▶ [Problem description]: Write out the entries below once more, exactly, with the pictures left out.
** BEGIN Records for this exercise **
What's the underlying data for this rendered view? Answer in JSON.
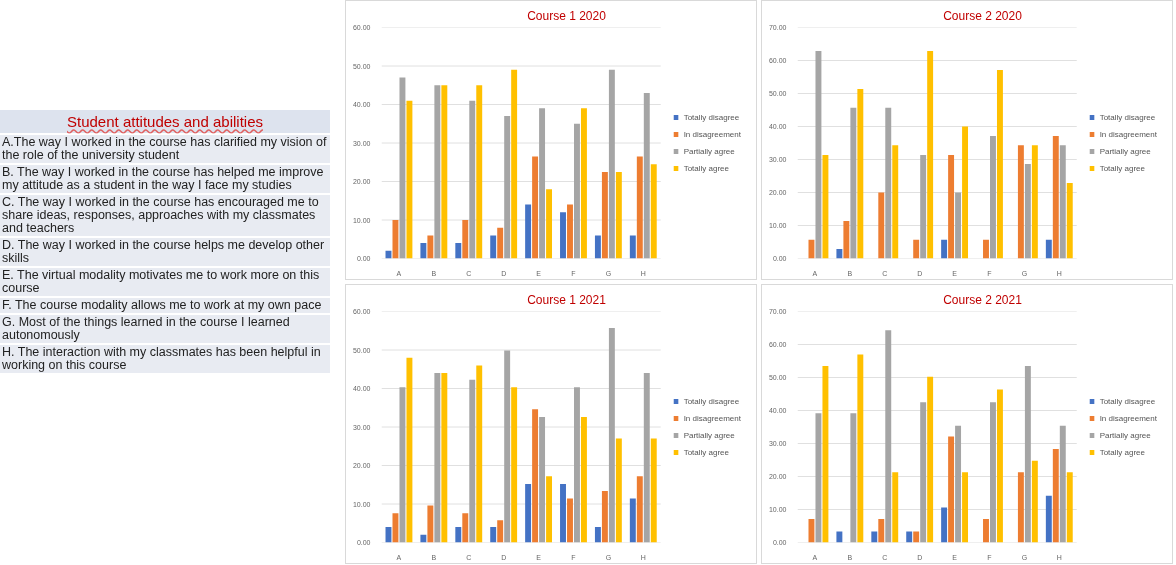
{
  "chart_data": [
    {
      "type": "other",
      "title": "Student attitudes and abilities",
      "annotations": [
        "A.The way I worked  in the course has clarified my vision of the role of the university student",
        "B. The way I worked in the course has helped me improve my attitude as a student in the way I face my studies",
        "C. The way I worked in the course has encouraged me to share ideas, responses, approaches with my classmates and teachers",
        "D. The way I worked in the course helps me develop other skills",
        "E. The virtual modality motivates me to work more on this course",
        "F. The course modality allows me to work at my own pace",
        "G. Most of the things learned in the course I learned autonomously",
        "H. The interaction with my classmates has been helpful in working on this course"
      ]
    },
    {
      "type": "bar",
      "title": "Course 1 2020",
      "categories": [
        "A",
        "B",
        "C",
        "D",
        "E",
        "F",
        "G",
        "H"
      ],
      "ylim": [
        0,
        60
      ],
      "yticks": [
        {
          "value": 0,
          "label": "0.00"
        },
        {
          "value": 10,
          "label": "10.00"
        },
        {
          "value": 20,
          "label": "20.00"
        },
        {
          "value": 30,
          "label": "30.00"
        },
        {
          "value": 40,
          "label": "40.00"
        },
        {
          "value": 50,
          "label": "50.00"
        },
        {
          "value": 60,
          "label": "60.00"
        }
      ],
      "grid": "y",
      "legend": "right",
      "series": [
        {
          "name": "Totally disagree",
          "color": "#4472c4",
          "values": [
            2,
            4,
            4,
            6,
            14,
            12,
            6,
            6
          ]
        },
        {
          "name": "In disagreement",
          "color": "#ed7d31",
          "values": [
            10,
            6,
            10,
            8,
            26.5,
            14,
            22.5,
            26.5
          ]
        },
        {
          "name": "Partially agree",
          "color": "#a5a5a5",
          "values": [
            47,
            45,
            41,
            37,
            39,
            35,
            49,
            43
          ]
        },
        {
          "name": "Totally agree",
          "color": "#ffc000",
          "values": [
            41,
            45,
            45,
            49,
            18,
            39,
            22.5,
            24.5
          ]
        }
      ]
    },
    {
      "type": "bar",
      "title": "Course 2 2020",
      "categories": [
        "A",
        "B",
        "C",
        "D",
        "E",
        "F",
        "G",
        "H"
      ],
      "ylim": [
        0,
        70
      ],
      "yticks": [
        {
          "value": 0,
          "label": "0.00"
        },
        {
          "value": 10,
          "label": "10.00"
        },
        {
          "value": 20,
          "label": "20.00"
        },
        {
          "value": 30,
          "label": "30.00"
        },
        {
          "value": 40,
          "label": "40.00"
        },
        {
          "value": 50,
          "label": "50.00"
        },
        {
          "value": 60,
          "label": "60.00"
        },
        {
          "value": 70,
          "label": "70.00"
        }
      ],
      "grid": "y",
      "legend": "right",
      "series": [
        {
          "name": "Totally disagree",
          "color": "#4472c4",
          "values": [
            0,
            2.9,
            0,
            0,
            5.7,
            0,
            0,
            5.7
          ]
        },
        {
          "name": "In disagreement",
          "color": "#ed7d31",
          "values": [
            5.7,
            11.4,
            20,
            5.7,
            31.4,
            5.7,
            34.3,
            37.1
          ]
        },
        {
          "name": "Partially agree",
          "color": "#a5a5a5",
          "values": [
            62.9,
            45.7,
            45.7,
            31.4,
            20,
            37.1,
            28.6,
            34.3
          ]
        },
        {
          "name": "Totally agree",
          "color": "#ffc000",
          "values": [
            31.4,
            51.4,
            34.3,
            62.9,
            40,
            57.1,
            34.3,
            22.9
          ]
        }
      ]
    },
    {
      "type": "bar",
      "title": "Course 1 2021",
      "categories": [
        "A",
        "B",
        "C",
        "D",
        "E",
        "F",
        "G",
        "H"
      ],
      "ylim": [
        0,
        60
      ],
      "yticks": [
        {
          "value": 0,
          "label": "0.00"
        },
        {
          "value": 10,
          "label": "10.00"
        },
        {
          "value": 20,
          "label": "20.00"
        },
        {
          "value": 30,
          "label": "30.00"
        },
        {
          "value": 40,
          "label": "40.00"
        },
        {
          "value": 50,
          "label": "50.00"
        },
        {
          "value": 60,
          "label": "60.00"
        }
      ],
      "grid": "y",
      "legend": "right",
      "series": [
        {
          "name": "Totally disagree",
          "color": "#4472c4",
          "values": [
            4,
            2,
            4,
            4,
            15.2,
            15.2,
            4,
            11.4
          ]
        },
        {
          "name": "In disagreement",
          "color": "#ed7d31",
          "values": [
            7.6,
            9.6,
            7.6,
            5.8,
            34.6,
            11.4,
            13.4,
            17.2
          ]
        },
        {
          "name": "Partially agree",
          "color": "#a5a5a5",
          "values": [
            40.3,
            44,
            42.3,
            49.9,
            32.6,
            40.3,
            55.7,
            44
          ]
        },
        {
          "name": "Totally agree",
          "color": "#ffc000",
          "values": [
            48,
            44,
            46,
            40.3,
            17.2,
            32.6,
            27,
            27
          ]
        }
      ]
    },
    {
      "type": "bar",
      "title": "Course 2 2021",
      "categories": [
        "A",
        "B",
        "C",
        "D",
        "E",
        "F",
        "G",
        "H"
      ],
      "ylim": [
        0,
        70
      ],
      "yticks": [
        {
          "value": 0,
          "label": "0.00"
        },
        {
          "value": 10,
          "label": "10.00"
        },
        {
          "value": 20,
          "label": "20.00"
        },
        {
          "value": 30,
          "label": "30.00"
        },
        {
          "value": 40,
          "label": "40.00"
        },
        {
          "value": 50,
          "label": "50.00"
        },
        {
          "value": 60,
          "label": "60.00"
        },
        {
          "value": 70,
          "label": "70.00"
        }
      ],
      "grid": "y",
      "legend": "right",
      "series": [
        {
          "name": "Totally disagree",
          "color": "#4472c4",
          "values": [
            0,
            3.3,
            3.3,
            3.3,
            10.6,
            0,
            0,
            14.2
          ]
        },
        {
          "name": "In disagreement",
          "color": "#ed7d31",
          "values": [
            7.1,
            0,
            7.1,
            3.3,
            32.1,
            7.1,
            21.3,
            28.3
          ]
        },
        {
          "name": "Partially agree",
          "color": "#a5a5a5",
          "values": [
            39.2,
            39.2,
            64.3,
            42.5,
            35.4,
            42.5,
            53.5,
            35.4
          ]
        },
        {
          "name": "Totally agree",
          "color": "#ffc000",
          "values": [
            53.5,
            57,
            21.3,
            50.2,
            21.3,
            46.4,
            24.8,
            21.3
          ]
        }
      ]
    }
  ]
}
** END Records for this exercise **
▶ [Correct response]:
What's the underlying data for this rendered view? Answer in JSON.
{
  "chart_data": [
    {
      "type": "other",
      "title": "Student attitudes and abilities",
      "annotations": [
        "A.The way I worked  in the course has clarified my vision of the role of the university student",
        "B. The way I worked in the course has helped me improve my attitude as a student in the way I face my studies",
        "C. The way I worked in the course has encouraged me to share ideas, responses, approaches with my classmates and teachers",
        "D. The way I worked in the course helps me develop other skills",
        "E. The virtual modality motivates me to work more on this course",
        "F. The course modality allows me to work at my own pace",
        "G. Most of the things learned in the course I learned autonomously",
        "H. The interaction with my classmates has been helpful in working on this course"
      ]
    },
    {
      "type": "bar",
      "title": "Course 1 2020",
      "categories": [
        "A",
        "B",
        "C",
        "D",
        "E",
        "F",
        "G",
        "H"
      ],
      "ylim": [
        0,
        60
      ],
      "yticks": [
        {
          "value": 0,
          "label": "0.00"
        },
        {
          "value": 10,
          "label": "10.00"
        },
        {
          "value": 20,
          "label": "20.00"
        },
        {
          "value": 30,
          "label": "30.00"
        },
        {
          "value": 40,
          "label": "40.00"
        },
        {
          "value": 50,
          "label": "50.00"
        },
        {
          "value": 60,
          "label": "60.00"
        }
      ],
      "grid": "y",
      "legend": "right",
      "series": [
        {
          "name": "Totally disagree",
          "color": "#4472c4",
          "values": [
            2,
            4,
            4,
            6,
            14,
            12,
            6,
            6
          ]
        },
        {
          "name": "In disagreement",
          "color": "#ed7d31",
          "values": [
            10,
            6,
            10,
            8,
            26.5,
            14,
            22.5,
            26.5
          ]
        },
        {
          "name": "Partially agree",
          "color": "#a5a5a5",
          "values": [
            47,
            45,
            41,
            37,
            39,
            35,
            49,
            43
          ]
        },
        {
          "name": "Totally agree",
          "color": "#ffc000",
          "values": [
            41,
            45,
            45,
            49,
            18,
            39,
            22.5,
            24.5
          ]
        }
      ]
    },
    {
      "type": "bar",
      "title": "Course 2 2020",
      "categories": [
        "A",
        "B",
        "C",
        "D",
        "E",
        "F",
        "G",
        "H"
      ],
      "ylim": [
        0,
        70
      ],
      "yticks": [
        {
          "value": 0,
          "label": "0.00"
        },
        {
          "value": 10,
          "label": "10.00"
        },
        {
          "value": 20,
          "label": "20.00"
        },
        {
          "value": 30,
          "label": "30.00"
        },
        {
          "value": 40,
          "label": "40.00"
        },
        {
          "value": 50,
          "label": "50.00"
        },
        {
          "value": 60,
          "label": "60.00"
        },
        {
          "value": 70,
          "label": "70.00"
        }
      ],
      "grid": "y",
      "legend": "right",
      "series": [
        {
          "name": "Totally disagree",
          "color": "#4472c4",
          "values": [
            0,
            2.9,
            0,
            0,
            5.7,
            0,
            0,
            5.7
          ]
        },
        {
          "name": "In disagreement",
          "color": "#ed7d31",
          "values": [
            5.7,
            11.4,
            20,
            5.7,
            31.4,
            5.7,
            34.3,
            37.1
          ]
        },
        {
          "name": "Partially agree",
          "color": "#a5a5a5",
          "values": [
            62.9,
            45.7,
            45.7,
            31.4,
            20,
            37.1,
            28.6,
            34.3
          ]
        },
        {
          "name": "Totally agree",
          "color": "#ffc000",
          "values": [
            31.4,
            51.4,
            34.3,
            62.9,
            40,
            57.1,
            34.3,
            22.9
          ]
        }
      ]
    },
    {
      "type": "bar",
      "title": "Course 1 2021",
      "categories": [
        "A",
        "B",
        "C",
        "D",
        "E",
        "F",
        "G",
        "H"
      ],
      "ylim": [
        0,
        60
      ],
      "yticks": [
        {
          "value": 0,
          "label": "0.00"
        },
        {
          "value": 10,
          "label": "10.00"
        },
        {
          "value": 20,
          "label": "20.00"
        },
        {
          "value": 30,
          "label": "30.00"
        },
        {
          "value": 40,
          "label": "40.00"
        },
        {
          "value": 50,
          "label": "50.00"
        },
        {
          "value": 60,
          "label": "60.00"
        }
      ],
      "grid": "y",
      "legend": "right",
      "series": [
        {
          "name": "Totally disagree",
          "color": "#4472c4",
          "values": [
            4,
            2,
            4,
            4,
            15.2,
            15.2,
            4,
            11.4
          ]
        },
        {
          "name": "In disagreement",
          "color": "#ed7d31",
          "values": [
            7.6,
            9.6,
            7.6,
            5.8,
            34.6,
            11.4,
            13.4,
            17.2
          ]
        },
        {
          "name": "Partially agree",
          "color": "#a5a5a5",
          "values": [
            40.3,
            44,
            42.3,
            49.9,
            32.6,
            40.3,
            55.7,
            44
          ]
        },
        {
          "name": "Totally agree",
          "color": "#ffc000",
          "values": [
            48,
            44,
            46,
            40.3,
            17.2,
            32.6,
            27,
            27
          ]
        }
      ]
    },
    {
      "type": "bar",
      "title": "Course 2 2021",
      "categories": [
        "A",
        "B",
        "C",
        "D",
        "E",
        "F",
        "G",
        "H"
      ],
      "ylim": [
        0,
        70
      ],
      "yticks": [
        {
          "value": 0,
          "label": "0.00"
        },
        {
          "value": 10,
          "label": "10.00"
        },
        {
          "value": 20,
          "label": "20.00"
        },
        {
          "value": 30,
          "label": "30.00"
        },
        {
          "value": 40,
          "label": "40.00"
        },
        {
          "value": 50,
          "label": "50.00"
        },
        {
          "value": 60,
          "label": "60.00"
        },
        {
          "value": 70,
          "label": "70.00"
        }
      ],
      "grid": "y",
      "legend": "right",
      "series": [
        {
          "name": "Totally disagree",
          "color": "#4472c4",
          "values": [
            0,
            3.3,
            3.3,
            3.3,
            10.6,
            0,
            0,
            14.2
          ]
        },
        {
          "name": "In disagreement",
          "color": "#ed7d31",
          "values": [
            7.1,
            0,
            7.1,
            3.3,
            32.1,
            7.1,
            21.3,
            28.3
          ]
        },
        {
          "name": "Partially agree",
          "color": "#a5a5a5",
          "values": [
            39.2,
            39.2,
            64.3,
            42.5,
            35.4,
            42.5,
            53.5,
            35.4
          ]
        },
        {
          "name": "Totally agree",
          "color": "#ffc000",
          "values": [
            53.5,
            57,
            21.3,
            50.2,
            21.3,
            46.4,
            24.8,
            21.3
          ]
        }
      ]
    }
  ]
}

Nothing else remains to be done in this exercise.